- Short exercise
Locate all lines with the word "Pavillon". Copy them.

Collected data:
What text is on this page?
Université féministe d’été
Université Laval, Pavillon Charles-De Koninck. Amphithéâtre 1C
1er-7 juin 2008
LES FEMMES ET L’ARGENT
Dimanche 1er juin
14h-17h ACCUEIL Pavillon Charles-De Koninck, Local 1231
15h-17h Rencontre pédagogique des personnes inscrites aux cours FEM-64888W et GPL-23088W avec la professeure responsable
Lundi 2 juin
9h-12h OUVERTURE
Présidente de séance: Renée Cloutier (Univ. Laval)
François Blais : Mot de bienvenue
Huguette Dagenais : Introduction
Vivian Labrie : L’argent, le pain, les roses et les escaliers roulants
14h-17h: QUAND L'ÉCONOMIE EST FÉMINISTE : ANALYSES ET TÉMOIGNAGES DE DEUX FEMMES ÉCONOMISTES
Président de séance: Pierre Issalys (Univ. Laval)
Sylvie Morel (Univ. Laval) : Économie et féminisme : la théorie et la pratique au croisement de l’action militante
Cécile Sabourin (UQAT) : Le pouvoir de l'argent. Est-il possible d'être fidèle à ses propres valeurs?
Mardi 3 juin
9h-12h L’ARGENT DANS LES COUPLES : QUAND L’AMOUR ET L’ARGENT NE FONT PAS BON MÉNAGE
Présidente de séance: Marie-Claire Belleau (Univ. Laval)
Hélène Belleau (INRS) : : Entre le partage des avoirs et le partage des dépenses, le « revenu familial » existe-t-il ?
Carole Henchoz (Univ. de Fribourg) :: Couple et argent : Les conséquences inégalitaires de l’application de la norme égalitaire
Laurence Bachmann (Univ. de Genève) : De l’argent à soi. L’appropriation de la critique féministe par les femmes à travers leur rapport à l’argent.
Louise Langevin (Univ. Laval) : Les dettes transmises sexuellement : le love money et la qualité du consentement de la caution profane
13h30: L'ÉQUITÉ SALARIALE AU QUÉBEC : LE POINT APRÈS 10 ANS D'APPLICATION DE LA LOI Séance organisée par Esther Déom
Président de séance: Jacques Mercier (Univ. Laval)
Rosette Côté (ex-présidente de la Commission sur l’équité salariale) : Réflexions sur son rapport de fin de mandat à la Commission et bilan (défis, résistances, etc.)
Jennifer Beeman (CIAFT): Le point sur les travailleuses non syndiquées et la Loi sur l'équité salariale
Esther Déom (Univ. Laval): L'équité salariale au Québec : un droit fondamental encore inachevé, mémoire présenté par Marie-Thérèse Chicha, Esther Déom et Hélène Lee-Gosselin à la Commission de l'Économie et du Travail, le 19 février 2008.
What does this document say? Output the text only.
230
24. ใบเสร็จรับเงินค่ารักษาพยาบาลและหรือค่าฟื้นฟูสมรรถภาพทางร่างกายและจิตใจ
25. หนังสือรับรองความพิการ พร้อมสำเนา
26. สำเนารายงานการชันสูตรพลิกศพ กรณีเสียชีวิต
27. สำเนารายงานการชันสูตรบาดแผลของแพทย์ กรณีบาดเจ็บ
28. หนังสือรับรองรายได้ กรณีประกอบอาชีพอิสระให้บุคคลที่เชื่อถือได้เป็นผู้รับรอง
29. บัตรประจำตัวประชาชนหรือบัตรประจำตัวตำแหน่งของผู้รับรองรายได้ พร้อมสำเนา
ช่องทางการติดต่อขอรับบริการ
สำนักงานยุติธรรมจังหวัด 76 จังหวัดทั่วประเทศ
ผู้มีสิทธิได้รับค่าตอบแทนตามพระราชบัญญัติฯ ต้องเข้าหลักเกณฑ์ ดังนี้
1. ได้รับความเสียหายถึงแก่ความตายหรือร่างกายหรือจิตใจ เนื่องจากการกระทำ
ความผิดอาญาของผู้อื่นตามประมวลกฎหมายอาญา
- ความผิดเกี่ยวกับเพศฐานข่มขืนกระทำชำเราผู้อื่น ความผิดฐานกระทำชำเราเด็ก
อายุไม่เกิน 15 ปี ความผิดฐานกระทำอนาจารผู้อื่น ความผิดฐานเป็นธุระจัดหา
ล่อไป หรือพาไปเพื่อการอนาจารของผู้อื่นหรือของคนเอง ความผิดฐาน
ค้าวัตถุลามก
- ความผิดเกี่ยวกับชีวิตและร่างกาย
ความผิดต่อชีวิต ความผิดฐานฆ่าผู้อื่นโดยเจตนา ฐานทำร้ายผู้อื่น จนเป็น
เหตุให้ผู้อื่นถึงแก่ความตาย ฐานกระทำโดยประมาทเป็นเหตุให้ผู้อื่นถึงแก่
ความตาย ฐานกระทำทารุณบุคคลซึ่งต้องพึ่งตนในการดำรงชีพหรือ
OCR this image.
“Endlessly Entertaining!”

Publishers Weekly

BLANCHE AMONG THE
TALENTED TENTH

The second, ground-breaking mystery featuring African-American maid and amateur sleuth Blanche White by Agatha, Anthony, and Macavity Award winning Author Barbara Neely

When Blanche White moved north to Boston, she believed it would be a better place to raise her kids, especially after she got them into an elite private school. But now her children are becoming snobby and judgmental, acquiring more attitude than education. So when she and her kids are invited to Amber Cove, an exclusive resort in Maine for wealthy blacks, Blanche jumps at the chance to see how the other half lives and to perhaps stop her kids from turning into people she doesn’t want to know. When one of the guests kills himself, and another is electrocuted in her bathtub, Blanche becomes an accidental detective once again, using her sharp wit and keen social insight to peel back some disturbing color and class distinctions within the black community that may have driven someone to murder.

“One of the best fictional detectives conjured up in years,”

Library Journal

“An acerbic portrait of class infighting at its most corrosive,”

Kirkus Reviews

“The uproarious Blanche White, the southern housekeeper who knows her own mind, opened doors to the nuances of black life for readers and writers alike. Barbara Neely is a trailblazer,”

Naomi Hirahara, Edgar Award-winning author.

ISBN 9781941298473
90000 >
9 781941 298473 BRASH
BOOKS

- Solution to this exercise
Université Laval, Pavillon Charles-De Koninck. Amphithéâtre 1C
14h-17h ACCUEIL Pavillon Charles-De Koninck, Local 1231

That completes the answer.